What you should do ::
Copy every line of the data that includes the string "Daily".

_ _ _ _

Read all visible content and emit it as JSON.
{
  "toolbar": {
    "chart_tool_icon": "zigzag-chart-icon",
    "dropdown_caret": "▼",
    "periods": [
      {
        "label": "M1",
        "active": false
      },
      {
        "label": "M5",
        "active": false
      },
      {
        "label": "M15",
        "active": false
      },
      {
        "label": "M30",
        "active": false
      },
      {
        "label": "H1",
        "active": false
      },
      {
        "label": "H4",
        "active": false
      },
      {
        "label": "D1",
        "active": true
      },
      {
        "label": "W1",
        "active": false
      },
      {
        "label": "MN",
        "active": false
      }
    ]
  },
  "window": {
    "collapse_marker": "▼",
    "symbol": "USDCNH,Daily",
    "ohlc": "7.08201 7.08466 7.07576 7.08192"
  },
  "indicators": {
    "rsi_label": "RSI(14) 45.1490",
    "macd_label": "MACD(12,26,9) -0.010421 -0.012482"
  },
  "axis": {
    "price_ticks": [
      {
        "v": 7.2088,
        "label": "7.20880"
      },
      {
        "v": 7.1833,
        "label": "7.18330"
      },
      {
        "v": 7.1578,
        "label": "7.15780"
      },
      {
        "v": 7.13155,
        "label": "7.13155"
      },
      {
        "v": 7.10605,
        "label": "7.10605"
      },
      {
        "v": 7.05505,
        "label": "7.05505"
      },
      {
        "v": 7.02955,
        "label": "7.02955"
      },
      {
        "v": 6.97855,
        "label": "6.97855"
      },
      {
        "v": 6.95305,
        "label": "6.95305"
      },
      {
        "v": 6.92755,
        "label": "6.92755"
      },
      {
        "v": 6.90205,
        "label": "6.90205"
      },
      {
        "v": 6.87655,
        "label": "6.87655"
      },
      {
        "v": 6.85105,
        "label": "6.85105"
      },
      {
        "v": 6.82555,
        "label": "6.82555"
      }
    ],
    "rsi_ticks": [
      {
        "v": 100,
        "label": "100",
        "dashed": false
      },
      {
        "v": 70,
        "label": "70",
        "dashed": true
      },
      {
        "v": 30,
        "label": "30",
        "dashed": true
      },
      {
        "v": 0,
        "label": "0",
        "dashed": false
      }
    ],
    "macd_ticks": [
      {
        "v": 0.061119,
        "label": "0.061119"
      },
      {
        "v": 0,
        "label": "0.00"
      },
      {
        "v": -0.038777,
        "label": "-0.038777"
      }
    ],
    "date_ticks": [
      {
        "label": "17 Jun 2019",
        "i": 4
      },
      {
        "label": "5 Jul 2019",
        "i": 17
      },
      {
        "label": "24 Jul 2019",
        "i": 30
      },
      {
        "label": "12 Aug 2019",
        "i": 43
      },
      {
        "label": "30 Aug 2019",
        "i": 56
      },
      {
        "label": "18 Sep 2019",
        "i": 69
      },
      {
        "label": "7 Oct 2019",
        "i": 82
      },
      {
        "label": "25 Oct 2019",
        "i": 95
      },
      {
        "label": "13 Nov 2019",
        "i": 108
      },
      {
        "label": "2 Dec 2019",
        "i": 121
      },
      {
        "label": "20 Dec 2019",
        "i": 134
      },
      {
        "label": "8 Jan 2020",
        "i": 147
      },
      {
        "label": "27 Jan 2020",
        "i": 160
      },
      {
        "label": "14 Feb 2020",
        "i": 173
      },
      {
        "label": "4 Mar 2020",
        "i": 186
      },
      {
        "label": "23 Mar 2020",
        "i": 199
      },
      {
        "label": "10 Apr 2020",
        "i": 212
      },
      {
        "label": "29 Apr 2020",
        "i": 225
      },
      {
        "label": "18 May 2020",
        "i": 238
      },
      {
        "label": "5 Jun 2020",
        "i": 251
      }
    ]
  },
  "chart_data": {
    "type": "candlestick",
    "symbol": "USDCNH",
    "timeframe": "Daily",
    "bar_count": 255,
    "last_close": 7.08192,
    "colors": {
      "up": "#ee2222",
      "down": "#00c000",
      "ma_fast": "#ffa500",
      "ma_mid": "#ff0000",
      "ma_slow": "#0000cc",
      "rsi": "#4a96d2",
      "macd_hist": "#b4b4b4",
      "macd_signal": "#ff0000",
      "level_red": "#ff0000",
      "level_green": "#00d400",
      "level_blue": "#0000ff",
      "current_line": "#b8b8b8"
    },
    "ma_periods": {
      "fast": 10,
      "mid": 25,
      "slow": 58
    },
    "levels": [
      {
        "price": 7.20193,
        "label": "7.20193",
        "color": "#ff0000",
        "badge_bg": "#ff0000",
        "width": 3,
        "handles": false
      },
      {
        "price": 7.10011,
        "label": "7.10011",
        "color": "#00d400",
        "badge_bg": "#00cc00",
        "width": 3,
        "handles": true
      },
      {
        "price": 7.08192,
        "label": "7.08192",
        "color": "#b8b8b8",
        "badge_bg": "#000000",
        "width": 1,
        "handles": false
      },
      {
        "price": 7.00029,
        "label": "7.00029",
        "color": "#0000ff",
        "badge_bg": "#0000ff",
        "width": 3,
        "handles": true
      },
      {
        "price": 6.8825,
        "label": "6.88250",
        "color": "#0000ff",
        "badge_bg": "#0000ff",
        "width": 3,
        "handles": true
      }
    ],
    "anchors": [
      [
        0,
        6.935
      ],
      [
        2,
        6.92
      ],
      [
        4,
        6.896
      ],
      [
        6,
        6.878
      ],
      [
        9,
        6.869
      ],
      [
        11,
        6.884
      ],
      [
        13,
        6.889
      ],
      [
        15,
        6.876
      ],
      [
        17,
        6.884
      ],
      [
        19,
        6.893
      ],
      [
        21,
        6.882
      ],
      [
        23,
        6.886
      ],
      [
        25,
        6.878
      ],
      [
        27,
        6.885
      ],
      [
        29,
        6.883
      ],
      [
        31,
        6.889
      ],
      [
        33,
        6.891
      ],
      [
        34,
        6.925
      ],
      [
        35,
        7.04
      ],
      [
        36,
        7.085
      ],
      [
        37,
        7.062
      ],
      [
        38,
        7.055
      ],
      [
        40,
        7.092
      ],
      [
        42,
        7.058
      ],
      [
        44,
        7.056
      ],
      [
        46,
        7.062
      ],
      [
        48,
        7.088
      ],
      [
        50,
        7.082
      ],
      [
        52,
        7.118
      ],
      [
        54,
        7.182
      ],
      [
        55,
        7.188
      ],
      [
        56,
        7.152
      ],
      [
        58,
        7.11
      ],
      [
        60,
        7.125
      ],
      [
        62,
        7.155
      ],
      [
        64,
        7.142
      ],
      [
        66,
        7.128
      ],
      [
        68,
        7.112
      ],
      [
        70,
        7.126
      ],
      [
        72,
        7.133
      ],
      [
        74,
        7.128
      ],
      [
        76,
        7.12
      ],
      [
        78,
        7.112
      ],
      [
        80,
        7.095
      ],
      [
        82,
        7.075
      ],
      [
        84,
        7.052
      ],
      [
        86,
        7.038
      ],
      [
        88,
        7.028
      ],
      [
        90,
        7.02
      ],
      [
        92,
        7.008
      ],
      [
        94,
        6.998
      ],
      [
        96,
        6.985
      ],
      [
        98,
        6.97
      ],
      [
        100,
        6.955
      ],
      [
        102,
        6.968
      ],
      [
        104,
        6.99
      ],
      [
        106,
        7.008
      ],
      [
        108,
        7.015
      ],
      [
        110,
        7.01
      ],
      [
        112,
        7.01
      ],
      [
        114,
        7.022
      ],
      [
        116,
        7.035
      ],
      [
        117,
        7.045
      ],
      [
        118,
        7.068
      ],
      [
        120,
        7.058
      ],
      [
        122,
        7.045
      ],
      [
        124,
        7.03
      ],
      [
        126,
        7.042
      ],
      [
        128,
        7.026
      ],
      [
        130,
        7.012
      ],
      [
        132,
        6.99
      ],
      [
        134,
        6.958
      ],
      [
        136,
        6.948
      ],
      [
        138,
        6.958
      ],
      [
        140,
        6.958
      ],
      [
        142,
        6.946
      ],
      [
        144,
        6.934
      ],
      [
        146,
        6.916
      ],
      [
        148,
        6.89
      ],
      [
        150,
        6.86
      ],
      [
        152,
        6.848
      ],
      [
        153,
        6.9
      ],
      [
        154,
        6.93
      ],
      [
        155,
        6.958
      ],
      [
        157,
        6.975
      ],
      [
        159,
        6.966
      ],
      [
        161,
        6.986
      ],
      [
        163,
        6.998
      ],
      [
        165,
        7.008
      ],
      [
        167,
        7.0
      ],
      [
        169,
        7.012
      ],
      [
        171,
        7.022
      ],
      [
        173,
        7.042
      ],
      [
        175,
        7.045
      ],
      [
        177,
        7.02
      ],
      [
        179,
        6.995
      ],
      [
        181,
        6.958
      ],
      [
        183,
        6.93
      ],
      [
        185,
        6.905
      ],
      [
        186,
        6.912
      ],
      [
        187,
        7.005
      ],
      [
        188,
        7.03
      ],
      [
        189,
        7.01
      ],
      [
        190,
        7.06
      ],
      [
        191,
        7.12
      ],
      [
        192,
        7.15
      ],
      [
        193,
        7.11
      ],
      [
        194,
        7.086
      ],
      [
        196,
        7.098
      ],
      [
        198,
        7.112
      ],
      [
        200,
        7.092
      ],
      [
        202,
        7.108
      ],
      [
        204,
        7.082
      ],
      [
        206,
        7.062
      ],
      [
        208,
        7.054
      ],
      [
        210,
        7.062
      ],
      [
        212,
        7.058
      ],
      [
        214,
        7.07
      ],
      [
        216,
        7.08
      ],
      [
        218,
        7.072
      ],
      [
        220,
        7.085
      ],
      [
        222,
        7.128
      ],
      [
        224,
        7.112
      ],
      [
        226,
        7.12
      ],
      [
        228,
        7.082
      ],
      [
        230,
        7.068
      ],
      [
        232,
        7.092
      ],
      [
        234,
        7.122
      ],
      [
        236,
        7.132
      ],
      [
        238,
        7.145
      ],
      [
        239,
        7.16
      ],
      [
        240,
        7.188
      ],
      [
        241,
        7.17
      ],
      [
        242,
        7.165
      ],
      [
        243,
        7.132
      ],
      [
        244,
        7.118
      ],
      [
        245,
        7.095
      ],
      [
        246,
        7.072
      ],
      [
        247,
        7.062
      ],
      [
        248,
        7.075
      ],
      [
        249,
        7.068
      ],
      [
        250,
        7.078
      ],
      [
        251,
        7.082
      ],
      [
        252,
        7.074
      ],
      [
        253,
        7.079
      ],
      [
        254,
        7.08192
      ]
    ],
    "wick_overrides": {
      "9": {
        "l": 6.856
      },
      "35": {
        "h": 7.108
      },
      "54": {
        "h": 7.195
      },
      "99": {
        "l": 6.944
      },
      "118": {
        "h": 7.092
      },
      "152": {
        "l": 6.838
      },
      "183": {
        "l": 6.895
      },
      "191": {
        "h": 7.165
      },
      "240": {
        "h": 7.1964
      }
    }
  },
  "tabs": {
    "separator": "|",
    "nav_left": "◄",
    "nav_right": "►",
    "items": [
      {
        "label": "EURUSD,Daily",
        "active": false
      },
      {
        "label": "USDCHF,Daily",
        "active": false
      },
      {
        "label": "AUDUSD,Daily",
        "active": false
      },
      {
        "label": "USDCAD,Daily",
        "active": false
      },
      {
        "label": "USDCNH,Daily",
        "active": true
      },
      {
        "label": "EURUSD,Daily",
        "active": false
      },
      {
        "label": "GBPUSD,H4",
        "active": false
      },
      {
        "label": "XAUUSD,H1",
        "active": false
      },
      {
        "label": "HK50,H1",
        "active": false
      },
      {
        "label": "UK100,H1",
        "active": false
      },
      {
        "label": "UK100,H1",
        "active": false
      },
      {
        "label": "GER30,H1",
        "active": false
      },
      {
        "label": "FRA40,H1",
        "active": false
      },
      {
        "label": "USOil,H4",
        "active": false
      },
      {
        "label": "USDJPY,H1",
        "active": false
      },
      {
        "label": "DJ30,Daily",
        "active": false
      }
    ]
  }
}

_ _ _ _

Output for this task ::
    "symbol": "USDCNH,Daily",
    "timeframe": "Daily",
        "label": "EURUSD,Daily",
        "label": "USDCHF,Daily",
        "label": "AUDUSD,Daily",
        "label": "USDCAD,Daily",
        "label": "USDCNH,Daily",
        "label": "EURUSD,Daily",
        "label": "DJ30,Daily",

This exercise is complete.